_Reading text_:
════════════════════
The API is bare minimum. Things that it needs are like the ability to kick and ban. If expanded, a user auth checking system can be implemented with API configuration.

API Documentation can be found here: https://documenter.getpostman.com/view/6063841/T1LJkoh6

Life-Cycle

This is still up for debate, even has room for improvements, but it works. I think this can be expanded to be a massive swiss-army knife. Hopefully this helps clarify how I'm imagining this working. I'm using admin-client.html as my test client, if you open it up it has instructions to run from the developer console in the browser.

  1. SubSocket is already running.
  • Admin_Client connects
  • Admin_Client creates "game-system" as an open channel via REST API
  • Admin_Client creates "game-global" as an open channel via REST API
  • Admin_Client subscribes to the "game-system" to recieve messages from users. Users can send to this channel without subscribing. It's effectively private.
  1. Clients will connect and subscribes to "game-system"
  • SubSocket announces the new connection to all is-admins providing UUID
  • At this point the client is responsible for publishing commands to the "game-system" channel for the Admin_Client to process
  • The client will receive any messages sent to the channels it is subscribed to.
  • The client will receive any messages sent by Admin_Client via UUID.
  1. Admin_Client recieves connection announcement from SubSocket to decide how to handle. Maybe you want to auto subscribe this user to some channels with /api.v1/clients/subscribe?channel=game-global&id=CLIENT_UUID in the rest API.
  • Admin_Client can now directly message the connected client via it's UUID.
  • Admin_Client can subscribe/unsubscribe Client1 in channels.
  1. Eventually the client disconnects.
  • SubSocket will remove the client from all the channels it was subscribed to.
  • SubSocket will notify Admin_Client about the disconnection with associated UUID.

Now what this has been leading up to is the ability to have a server as a service, where server logic is just another client. The idea of a client being a host is not new and neither is the Pub/Sub concept. However I think this model is flexible and a novel way to do server architecture.
════════════════════
_Listed records_:

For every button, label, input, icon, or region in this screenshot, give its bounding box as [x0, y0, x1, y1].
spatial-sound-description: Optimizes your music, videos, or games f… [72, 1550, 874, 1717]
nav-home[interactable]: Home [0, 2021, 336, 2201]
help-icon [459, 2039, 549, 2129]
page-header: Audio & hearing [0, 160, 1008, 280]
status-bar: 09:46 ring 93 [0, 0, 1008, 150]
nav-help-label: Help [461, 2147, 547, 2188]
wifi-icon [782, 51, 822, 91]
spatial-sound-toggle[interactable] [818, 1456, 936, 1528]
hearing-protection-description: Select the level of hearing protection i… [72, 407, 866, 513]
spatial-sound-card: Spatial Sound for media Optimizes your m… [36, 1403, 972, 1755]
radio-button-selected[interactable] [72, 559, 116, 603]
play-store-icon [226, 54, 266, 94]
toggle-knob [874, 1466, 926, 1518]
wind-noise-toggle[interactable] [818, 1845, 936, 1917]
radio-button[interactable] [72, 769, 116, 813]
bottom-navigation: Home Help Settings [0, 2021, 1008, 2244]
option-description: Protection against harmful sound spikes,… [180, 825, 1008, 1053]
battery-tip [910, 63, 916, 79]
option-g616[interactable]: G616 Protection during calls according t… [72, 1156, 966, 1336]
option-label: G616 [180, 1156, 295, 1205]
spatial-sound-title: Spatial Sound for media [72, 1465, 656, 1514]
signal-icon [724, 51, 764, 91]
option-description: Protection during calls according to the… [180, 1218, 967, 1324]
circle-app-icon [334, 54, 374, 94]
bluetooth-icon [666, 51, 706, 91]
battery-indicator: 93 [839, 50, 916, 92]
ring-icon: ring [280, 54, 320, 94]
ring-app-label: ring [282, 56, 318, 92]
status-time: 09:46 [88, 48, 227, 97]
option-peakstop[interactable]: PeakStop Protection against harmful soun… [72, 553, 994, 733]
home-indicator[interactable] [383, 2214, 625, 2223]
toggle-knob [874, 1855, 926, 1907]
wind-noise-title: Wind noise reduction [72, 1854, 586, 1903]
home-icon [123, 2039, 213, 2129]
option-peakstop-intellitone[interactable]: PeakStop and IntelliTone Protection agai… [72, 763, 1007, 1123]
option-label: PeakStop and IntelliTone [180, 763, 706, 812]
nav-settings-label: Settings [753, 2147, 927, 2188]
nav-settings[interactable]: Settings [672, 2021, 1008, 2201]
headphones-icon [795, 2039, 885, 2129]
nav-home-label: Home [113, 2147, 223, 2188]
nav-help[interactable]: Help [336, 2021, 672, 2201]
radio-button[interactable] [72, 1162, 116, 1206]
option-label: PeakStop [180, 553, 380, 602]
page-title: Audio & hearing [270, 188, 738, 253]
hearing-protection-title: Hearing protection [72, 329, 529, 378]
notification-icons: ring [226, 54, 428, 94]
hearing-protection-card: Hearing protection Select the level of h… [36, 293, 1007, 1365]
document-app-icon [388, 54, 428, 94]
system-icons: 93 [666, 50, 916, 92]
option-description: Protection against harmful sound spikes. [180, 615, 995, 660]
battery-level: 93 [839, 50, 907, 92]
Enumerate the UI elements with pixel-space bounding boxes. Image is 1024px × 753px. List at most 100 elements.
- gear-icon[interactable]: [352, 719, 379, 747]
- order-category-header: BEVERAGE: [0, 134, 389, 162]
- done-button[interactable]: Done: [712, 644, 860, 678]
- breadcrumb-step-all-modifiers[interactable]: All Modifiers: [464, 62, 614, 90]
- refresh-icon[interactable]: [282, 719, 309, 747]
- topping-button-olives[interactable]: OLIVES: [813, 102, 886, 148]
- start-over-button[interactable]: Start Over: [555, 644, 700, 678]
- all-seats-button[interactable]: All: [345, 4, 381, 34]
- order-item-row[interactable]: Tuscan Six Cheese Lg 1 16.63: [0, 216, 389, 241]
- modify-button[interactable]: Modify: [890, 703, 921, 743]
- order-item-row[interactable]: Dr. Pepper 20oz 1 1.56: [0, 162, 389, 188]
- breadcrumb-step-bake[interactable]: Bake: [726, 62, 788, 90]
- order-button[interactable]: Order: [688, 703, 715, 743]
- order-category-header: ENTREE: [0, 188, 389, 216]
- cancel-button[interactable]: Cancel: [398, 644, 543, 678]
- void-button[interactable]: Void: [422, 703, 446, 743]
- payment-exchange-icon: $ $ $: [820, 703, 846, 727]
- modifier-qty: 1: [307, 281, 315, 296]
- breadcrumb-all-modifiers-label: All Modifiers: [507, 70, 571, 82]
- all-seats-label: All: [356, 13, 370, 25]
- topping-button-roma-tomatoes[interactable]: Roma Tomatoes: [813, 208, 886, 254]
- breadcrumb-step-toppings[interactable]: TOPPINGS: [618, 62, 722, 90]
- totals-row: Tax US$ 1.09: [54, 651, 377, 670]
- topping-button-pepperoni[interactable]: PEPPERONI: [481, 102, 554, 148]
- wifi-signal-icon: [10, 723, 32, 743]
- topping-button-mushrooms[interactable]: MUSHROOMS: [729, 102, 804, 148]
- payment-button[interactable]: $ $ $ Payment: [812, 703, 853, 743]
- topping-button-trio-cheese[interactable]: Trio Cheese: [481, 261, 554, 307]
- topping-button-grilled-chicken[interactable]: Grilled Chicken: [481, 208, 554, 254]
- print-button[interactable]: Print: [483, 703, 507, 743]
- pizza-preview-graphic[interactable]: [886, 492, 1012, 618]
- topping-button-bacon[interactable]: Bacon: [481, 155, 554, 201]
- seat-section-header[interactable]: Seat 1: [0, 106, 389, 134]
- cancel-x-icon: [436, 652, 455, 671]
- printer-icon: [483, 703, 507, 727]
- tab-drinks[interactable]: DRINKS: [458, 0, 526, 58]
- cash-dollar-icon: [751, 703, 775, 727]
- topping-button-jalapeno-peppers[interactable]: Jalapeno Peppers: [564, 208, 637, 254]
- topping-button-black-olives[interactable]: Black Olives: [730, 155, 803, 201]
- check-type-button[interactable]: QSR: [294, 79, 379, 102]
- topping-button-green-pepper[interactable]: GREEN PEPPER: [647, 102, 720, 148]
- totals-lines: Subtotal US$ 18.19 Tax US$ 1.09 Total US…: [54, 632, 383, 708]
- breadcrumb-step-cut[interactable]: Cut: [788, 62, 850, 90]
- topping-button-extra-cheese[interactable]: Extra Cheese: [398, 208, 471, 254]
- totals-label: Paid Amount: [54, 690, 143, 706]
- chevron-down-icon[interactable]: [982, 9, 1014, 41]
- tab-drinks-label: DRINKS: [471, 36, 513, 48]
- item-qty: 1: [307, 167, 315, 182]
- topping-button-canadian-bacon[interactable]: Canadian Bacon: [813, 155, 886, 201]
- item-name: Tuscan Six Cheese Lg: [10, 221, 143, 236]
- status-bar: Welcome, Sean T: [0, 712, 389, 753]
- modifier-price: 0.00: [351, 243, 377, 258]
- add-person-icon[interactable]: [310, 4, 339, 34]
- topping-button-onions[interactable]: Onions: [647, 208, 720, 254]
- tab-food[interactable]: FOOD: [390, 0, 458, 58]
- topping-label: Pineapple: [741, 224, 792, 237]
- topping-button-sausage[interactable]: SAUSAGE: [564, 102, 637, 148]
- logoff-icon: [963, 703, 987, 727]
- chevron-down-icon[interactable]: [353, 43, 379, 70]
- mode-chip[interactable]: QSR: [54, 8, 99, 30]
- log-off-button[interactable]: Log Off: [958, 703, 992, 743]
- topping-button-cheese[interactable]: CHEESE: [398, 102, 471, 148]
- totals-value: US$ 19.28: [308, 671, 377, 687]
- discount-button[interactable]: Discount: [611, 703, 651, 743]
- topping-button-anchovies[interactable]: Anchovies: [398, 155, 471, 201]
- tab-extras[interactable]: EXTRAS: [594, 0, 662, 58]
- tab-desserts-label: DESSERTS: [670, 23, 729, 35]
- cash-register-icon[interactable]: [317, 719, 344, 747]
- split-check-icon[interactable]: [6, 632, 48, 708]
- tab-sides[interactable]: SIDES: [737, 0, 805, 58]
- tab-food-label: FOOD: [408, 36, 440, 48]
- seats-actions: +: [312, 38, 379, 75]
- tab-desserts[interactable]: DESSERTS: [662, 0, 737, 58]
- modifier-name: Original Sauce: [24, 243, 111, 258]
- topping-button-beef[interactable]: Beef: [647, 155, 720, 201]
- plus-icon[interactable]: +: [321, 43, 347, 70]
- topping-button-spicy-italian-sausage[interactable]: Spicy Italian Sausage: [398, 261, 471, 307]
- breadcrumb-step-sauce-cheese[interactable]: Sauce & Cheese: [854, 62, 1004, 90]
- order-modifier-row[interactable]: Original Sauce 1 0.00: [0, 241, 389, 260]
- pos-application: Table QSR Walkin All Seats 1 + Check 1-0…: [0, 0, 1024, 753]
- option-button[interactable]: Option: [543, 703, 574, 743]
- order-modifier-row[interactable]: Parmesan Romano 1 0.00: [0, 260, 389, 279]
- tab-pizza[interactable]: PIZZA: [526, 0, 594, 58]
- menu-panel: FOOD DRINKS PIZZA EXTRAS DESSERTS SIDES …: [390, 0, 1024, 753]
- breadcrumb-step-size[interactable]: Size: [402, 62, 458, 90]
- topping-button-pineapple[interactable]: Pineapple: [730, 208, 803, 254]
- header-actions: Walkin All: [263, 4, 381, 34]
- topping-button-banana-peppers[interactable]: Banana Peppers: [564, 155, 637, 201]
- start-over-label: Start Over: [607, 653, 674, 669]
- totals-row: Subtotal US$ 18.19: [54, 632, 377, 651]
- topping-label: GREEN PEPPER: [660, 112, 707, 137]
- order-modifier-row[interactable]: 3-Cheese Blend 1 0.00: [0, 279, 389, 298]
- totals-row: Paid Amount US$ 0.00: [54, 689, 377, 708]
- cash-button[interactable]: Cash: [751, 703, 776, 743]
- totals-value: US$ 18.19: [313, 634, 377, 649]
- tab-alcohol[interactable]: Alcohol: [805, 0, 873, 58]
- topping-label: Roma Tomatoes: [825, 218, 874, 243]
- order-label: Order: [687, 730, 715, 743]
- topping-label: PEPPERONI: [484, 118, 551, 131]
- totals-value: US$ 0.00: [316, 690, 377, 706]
════════════════════
_What is expected_:
In the SubSocket life-cycle text, give the passage from "1. Admin_Client recieves" up to and including "Client1 in channels." again, swapping "Client1" for "Player1".

_Answer to this exercise_:
1. Admin_Client recieves connection announcement from SubSocket to decide how to handle. Maybe you want to auto subscribe this user to some channels with /api.v1/clients/subscribe?channel=game-global&id=CLIENT_UUID in the rest API.
  • Admin_Client can now directly message the connected client via it's UUID.
  • Admin_Client can subscribe/unsubscribe Player1 in channels.